### GIVEN DATA:

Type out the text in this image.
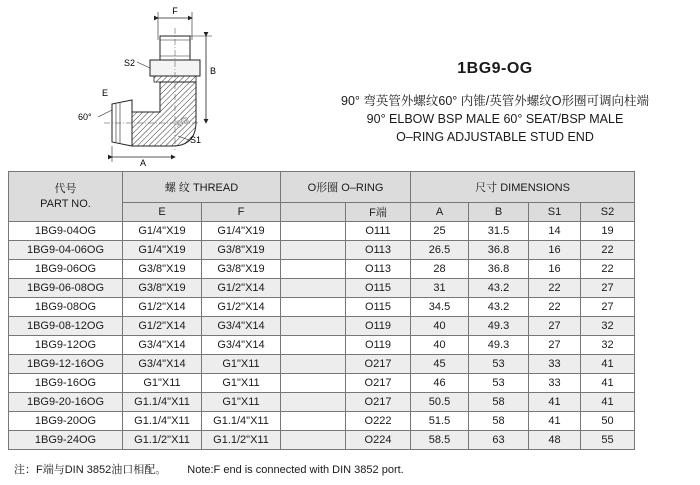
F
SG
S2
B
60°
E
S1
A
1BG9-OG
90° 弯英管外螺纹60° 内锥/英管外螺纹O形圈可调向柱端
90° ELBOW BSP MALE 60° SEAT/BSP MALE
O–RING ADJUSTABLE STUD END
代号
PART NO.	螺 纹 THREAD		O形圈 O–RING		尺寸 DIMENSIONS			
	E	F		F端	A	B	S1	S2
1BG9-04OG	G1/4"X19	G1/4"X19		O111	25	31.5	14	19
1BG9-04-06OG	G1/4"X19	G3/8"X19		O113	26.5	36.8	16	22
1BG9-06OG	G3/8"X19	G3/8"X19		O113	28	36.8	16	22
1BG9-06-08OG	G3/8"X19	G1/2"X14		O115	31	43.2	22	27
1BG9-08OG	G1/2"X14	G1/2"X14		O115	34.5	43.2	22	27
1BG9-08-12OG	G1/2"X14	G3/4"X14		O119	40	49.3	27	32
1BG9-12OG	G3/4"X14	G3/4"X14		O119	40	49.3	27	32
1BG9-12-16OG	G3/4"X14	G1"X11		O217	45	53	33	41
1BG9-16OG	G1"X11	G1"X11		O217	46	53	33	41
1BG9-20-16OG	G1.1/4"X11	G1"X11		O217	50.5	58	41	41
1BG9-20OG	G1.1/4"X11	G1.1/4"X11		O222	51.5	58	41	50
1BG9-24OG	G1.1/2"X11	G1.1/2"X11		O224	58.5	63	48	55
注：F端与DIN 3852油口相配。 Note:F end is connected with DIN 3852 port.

### AIM:
Output all of the entries verbatim, leaving out any images.

### THE RESULT:
Type out the text in this image.
F
SG
S2
B
60°
E
S1
A
1BG9-OG
90° 弯英管外螺纹60° 内锥/英管外螺纹O形圈可调向柱端
90° ELBOW BSP MALE 60° SEAT/BSP MALE
O–RING ADJUSTABLE STUD END
代号
PART NO.	螺 纹 THREAD		O形圈 O–RING		尺寸 DIMENSIONS			
	E	F		F端	A	B	S1	S2
1BG9-04OG	G1/4"X19	G1/4"X19		O111	25	31.5	14	19
1BG9-04-06OG	G1/4"X19	G3/8"X19		O113	26.5	36.8	16	22
1BG9-06OG	G3/8"X19	G3/8"X19		O113	28	36.8	16	22
1BG9-06-08OG	G3/8"X19	G1/2"X14		O115	31	43.2	22	27
1BG9-08OG	G1/2"X14	G1/2"X14		O115	34.5	43.2	22	27
1BG9-08-12OG	G1/2"X14	G3/4"X14		O119	40	49.3	27	32
1BG9-12OG	G3/4"X14	G3/4"X14		O119	40	49.3	27	32
1BG9-12-16OG	G3/4"X14	G1"X11		O217	45	53	33	41
1BG9-16OG	G1"X11	G1"X11		O217	46	53	33	41
1BG9-20-16OG	G1.1/4"X11	G1"X11		O217	50.5	58	41	41
1BG9-20OG	G1.1/4"X11	G1.1/4"X11		O222	51.5	58	41	50
1BG9-24OG	G1.1/2"X11	G1.1/2"X11		O224	58.5	63	48	55
注：F端与DIN 3852油口相配。 Note:F end is connected with DIN 3852 port.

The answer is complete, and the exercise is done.